[START OF Data shown]

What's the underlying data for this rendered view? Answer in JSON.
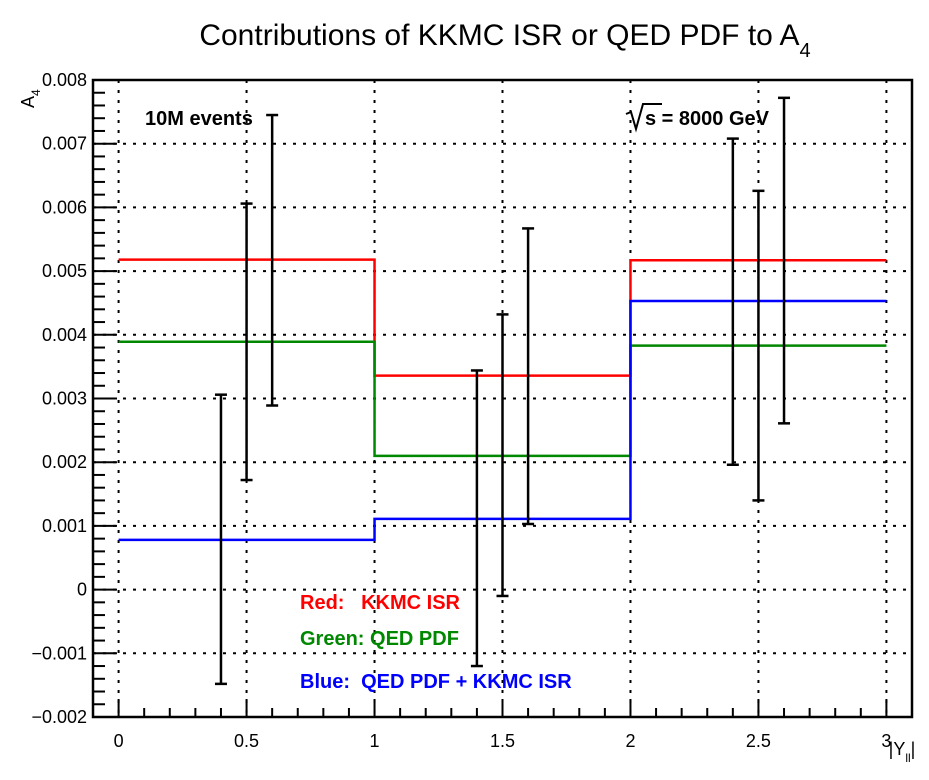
{
  "chart_data": {
    "type": "line",
    "title": "Contributions of KKMC ISR or QED PDF to A",
    "title_sub": "4",
    "xlabel": "|Y",
    "xlabel_sub": "ll",
    "ylabel": "A",
    "ylabel_sub": "4",
    "xlim": [
      -0.1,
      3.1
    ],
    "ylim": [
      -0.002,
      0.008
    ],
    "x_ticks": [
      {
        "v": 0,
        "label": "0"
      },
      {
        "v": 0.5,
        "label": "0.5"
      },
      {
        "v": 1,
        "label": "1"
      },
      {
        "v": 1.5,
        "label": "1.5"
      },
      {
        "v": 2,
        "label": "2"
      },
      {
        "v": 2.5,
        "label": "2.5"
      },
      {
        "v": 3,
        "label": "3"
      }
    ],
    "y_ticks": [
      {
        "v": -0.002,
        "label": "−0.002"
      },
      {
        "v": -0.001,
        "label": "−0.001"
      },
      {
        "v": 0,
        "label": "0"
      },
      {
        "v": 0.001,
        "label": "0.001"
      },
      {
        "v": 0.002,
        "label": "0.002"
      },
      {
        "v": 0.003,
        "label": "0.003"
      },
      {
        "v": 0.004,
        "label": "0.004"
      },
      {
        "v": 0.005,
        "label": "0.005"
      },
      {
        "v": 0.006,
        "label": "0.006"
      },
      {
        "v": 0.007,
        "label": "0.007"
      },
      {
        "v": 0.008,
        "label": "0.008"
      }
    ],
    "grid": true,
    "bin_edges": [
      0,
      1,
      2,
      3
    ],
    "series": [
      {
        "color": "#ff0000",
        "values": [
          0.00518,
          0.00336,
          0.00517
        ]
      },
      {
        "color": "#008800",
        "values": [
          0.00389,
          0.0021,
          0.00383
        ]
      },
      {
        "color": "#0000ff",
        "values": [
          0.00078,
          0.00111,
          0.00453
        ]
      }
    ],
    "error_bars": [
      {
        "x": 0.4,
        "low": -0.00148,
        "high": 0.00306
      },
      {
        "x": 0.5,
        "low": 0.00172,
        "high": 0.00606
      },
      {
        "x": 0.6,
        "low": 0.00289,
        "high": 0.00745
      },
      {
        "x": 1.4,
        "low": -0.0012,
        "high": 0.00344
      },
      {
        "x": 1.5,
        "low": -0.0001,
        "high": 0.00432
      },
      {
        "x": 1.6,
        "low": 0.00103,
        "high": 0.00567
      },
      {
        "x": 2.4,
        "low": 0.00196,
        "high": 0.00708
      },
      {
        "x": 2.5,
        "low": 0.0014,
        "high": 0.00626
      },
      {
        "x": 2.6,
        "low": 0.00261,
        "high": 0.00772
      }
    ],
    "annotations": {
      "events": "10M events",
      "energy": "s = 8000 GeV",
      "legend_red": "Red:   KKMC ISR",
      "legend_green": "Green: QED PDF",
      "legend_blue": "Blue:  QED PDF + KKMC ISR"
    }
  }
}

[END OF Data shown]

* _Stated exercise_
How many lines of the entries above hold the string "KKMC"? Reply with the number alone.

* _Final result_
3